(Listings of boxed layout items)

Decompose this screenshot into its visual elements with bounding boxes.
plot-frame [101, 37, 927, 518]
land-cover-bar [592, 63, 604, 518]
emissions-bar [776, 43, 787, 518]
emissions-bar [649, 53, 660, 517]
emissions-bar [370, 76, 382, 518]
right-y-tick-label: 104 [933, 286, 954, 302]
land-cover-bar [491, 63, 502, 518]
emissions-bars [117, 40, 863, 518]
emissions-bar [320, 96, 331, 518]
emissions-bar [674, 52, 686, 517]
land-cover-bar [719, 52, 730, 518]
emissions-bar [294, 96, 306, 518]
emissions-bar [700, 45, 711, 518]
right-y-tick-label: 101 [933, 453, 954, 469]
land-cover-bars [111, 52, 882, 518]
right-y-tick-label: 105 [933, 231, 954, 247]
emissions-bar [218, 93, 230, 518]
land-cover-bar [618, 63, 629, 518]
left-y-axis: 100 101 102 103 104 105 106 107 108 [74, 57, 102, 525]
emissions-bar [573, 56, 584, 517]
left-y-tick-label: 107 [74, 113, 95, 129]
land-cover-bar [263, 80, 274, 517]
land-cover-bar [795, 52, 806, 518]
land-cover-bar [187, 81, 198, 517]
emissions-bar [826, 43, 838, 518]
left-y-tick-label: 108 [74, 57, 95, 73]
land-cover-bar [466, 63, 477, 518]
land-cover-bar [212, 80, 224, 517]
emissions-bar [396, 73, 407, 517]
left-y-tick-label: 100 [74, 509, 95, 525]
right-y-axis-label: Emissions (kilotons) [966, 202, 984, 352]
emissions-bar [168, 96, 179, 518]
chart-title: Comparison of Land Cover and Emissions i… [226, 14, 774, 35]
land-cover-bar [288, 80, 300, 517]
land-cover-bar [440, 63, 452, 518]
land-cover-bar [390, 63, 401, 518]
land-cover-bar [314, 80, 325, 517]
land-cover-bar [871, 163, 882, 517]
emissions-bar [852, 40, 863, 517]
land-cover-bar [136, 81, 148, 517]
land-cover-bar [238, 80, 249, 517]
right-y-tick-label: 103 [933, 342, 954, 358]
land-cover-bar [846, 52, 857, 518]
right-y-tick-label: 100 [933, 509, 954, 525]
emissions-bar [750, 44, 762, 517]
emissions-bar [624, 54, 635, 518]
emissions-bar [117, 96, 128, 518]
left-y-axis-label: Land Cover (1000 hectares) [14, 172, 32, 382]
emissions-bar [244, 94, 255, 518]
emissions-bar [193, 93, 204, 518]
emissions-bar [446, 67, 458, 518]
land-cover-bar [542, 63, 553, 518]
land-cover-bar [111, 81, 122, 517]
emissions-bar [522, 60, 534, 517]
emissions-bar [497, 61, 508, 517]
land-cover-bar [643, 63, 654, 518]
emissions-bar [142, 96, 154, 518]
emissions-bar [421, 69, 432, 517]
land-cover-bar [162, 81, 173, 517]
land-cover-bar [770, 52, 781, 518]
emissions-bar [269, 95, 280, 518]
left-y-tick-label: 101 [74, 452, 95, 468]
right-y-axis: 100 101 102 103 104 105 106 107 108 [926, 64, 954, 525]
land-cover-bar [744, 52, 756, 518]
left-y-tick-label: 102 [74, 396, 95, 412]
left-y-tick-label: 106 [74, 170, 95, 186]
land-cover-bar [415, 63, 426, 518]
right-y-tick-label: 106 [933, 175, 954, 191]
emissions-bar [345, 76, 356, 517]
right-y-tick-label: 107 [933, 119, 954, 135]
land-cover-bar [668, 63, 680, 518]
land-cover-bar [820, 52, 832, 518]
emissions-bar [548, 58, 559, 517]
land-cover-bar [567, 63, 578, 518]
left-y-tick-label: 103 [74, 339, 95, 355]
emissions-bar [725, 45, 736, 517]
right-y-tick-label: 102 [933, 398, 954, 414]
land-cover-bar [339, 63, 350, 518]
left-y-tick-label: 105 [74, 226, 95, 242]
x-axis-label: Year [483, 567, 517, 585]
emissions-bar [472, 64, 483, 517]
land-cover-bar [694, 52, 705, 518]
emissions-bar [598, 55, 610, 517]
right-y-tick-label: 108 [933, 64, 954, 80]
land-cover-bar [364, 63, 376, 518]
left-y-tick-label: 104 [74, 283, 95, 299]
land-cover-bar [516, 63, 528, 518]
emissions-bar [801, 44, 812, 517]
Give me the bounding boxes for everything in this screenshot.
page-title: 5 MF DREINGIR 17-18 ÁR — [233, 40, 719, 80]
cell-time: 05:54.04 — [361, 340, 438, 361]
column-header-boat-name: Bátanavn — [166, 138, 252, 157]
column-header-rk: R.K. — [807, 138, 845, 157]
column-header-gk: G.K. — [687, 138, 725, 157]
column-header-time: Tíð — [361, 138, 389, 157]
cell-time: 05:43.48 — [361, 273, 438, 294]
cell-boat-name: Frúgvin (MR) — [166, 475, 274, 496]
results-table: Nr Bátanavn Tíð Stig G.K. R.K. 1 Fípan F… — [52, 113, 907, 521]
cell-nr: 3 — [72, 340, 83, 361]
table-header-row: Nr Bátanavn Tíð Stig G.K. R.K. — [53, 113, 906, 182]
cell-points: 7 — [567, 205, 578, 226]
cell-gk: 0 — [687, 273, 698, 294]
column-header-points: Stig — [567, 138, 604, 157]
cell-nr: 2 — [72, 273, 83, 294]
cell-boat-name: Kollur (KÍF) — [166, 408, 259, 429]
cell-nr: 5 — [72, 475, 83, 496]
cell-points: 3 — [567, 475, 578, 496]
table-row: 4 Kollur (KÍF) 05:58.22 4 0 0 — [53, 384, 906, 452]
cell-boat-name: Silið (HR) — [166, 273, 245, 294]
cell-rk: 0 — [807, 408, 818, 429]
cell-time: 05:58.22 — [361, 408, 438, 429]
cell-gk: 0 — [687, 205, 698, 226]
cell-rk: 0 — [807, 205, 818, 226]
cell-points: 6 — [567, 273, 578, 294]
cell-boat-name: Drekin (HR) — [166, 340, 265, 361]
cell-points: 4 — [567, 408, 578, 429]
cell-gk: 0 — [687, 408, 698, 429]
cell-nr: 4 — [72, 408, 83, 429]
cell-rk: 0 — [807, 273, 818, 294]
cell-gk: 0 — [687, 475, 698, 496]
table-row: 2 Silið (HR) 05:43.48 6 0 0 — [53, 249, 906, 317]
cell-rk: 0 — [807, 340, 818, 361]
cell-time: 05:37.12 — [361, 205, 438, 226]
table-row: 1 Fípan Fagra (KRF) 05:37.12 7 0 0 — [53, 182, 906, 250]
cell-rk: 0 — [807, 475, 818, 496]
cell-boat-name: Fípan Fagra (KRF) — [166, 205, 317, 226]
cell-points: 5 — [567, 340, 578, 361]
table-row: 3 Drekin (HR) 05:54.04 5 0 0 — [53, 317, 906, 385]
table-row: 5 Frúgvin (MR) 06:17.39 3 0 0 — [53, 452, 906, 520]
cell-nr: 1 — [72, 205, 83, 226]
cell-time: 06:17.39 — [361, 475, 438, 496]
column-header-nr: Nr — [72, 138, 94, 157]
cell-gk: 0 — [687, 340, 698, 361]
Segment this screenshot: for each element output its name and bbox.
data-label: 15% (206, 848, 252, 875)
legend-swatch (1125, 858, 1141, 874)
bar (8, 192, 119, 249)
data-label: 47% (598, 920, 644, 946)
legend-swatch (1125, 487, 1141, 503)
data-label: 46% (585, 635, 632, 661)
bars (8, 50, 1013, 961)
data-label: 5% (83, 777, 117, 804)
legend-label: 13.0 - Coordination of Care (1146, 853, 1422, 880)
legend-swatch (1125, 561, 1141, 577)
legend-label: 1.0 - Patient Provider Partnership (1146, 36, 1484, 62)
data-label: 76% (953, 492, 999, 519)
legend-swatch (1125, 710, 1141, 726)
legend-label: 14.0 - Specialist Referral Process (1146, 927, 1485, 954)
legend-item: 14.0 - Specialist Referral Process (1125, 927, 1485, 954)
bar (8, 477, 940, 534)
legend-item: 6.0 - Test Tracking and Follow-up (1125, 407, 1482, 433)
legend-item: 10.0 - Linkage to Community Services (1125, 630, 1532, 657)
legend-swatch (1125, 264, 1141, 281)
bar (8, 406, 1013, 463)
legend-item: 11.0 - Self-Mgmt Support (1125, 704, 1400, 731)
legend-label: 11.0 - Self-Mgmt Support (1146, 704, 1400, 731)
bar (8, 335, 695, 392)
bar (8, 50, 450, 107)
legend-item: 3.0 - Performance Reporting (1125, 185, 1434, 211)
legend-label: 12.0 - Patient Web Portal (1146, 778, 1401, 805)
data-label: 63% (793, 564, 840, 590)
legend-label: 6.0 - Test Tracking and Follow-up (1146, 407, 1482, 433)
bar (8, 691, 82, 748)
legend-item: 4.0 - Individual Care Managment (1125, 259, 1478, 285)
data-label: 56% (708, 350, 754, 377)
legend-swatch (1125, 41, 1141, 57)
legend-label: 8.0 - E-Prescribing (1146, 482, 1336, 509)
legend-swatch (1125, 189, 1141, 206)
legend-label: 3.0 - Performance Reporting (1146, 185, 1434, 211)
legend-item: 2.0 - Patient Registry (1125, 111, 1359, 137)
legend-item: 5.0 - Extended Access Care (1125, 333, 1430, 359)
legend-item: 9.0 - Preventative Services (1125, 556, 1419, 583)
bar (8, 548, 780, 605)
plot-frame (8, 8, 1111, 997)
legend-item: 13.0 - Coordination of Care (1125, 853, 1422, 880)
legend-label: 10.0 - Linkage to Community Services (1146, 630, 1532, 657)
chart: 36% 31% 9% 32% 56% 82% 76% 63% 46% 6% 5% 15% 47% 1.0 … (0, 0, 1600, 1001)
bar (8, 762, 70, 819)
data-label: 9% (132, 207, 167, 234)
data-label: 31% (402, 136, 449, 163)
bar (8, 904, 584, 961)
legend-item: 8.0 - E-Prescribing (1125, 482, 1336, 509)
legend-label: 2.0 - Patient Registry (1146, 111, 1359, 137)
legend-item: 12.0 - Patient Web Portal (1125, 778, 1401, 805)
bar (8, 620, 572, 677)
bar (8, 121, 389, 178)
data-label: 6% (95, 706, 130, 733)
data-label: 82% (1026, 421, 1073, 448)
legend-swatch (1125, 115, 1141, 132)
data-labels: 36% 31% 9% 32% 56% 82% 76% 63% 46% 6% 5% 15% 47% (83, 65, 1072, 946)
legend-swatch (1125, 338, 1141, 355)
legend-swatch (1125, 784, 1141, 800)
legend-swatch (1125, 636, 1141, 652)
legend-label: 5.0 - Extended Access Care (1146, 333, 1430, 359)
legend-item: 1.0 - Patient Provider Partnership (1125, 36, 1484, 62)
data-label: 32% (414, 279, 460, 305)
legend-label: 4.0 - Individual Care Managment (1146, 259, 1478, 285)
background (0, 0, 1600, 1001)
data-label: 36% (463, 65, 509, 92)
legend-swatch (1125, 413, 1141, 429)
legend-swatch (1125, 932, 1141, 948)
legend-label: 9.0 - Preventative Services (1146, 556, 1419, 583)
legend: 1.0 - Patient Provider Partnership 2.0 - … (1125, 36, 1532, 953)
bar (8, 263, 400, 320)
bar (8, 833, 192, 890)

SHORT PROBLEM: Reproduce verbatim every line from the start of the items through the line containing "right-y-tick-label: 104 [933, 286, 954, 302]", with both ends included.

FINAL ANSWER:
Decompose this screenshot into its visual elements with bounding boxes.
plot-frame [101, 37, 927, 518]
land-cover-bar [592, 63, 604, 518]
emissions-bar [776, 43, 787, 518]
emissions-bar [649, 53, 660, 517]
emissions-bar [370, 76, 382, 518]
right-y-tick-label: 104 [933, 286, 954, 302]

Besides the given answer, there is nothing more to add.